== Problem ==
Identify the lines that include the word "will", then copy all of them.

== Information given ==
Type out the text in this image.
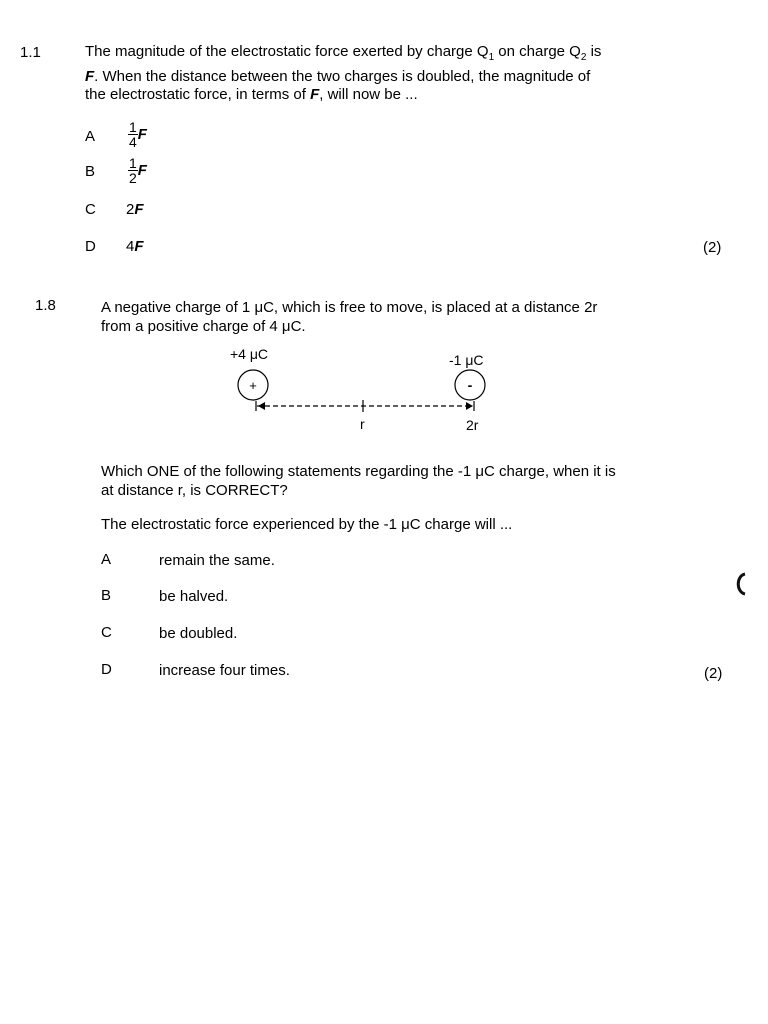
1.1	The magnitude of the electrostatic force exerted by charge $Q_1$ on charge $Q_2$ is
F. When the distance between the two charges is doubled, the magnitude of
the electrostatic force, in terms of F, will now be ...
A $\frac{1}{4}$ F
B $\frac{1}{2}$ F
C 2F
D 4F	(2)
1.8	A negative charge of 1 μC, which is free to move, is placed at a distance 2r
from a positive charge of 4 μC.
+4 μC	-1 μC
+	-
r	2r
Which ONE of the following statements regarding the -1 μC charge, when it is
at distance r, is CORRECT?
The electrostatic force experienced by the -1 μC charge will ...
A	remain the same.
B	be halved.
C	be doubled.
D	increase four times.	(2)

== Response for this exercise ==
the electrostatic force, in terms of F, will now be ...
The electrostatic force experienced by the -1 μC charge will ...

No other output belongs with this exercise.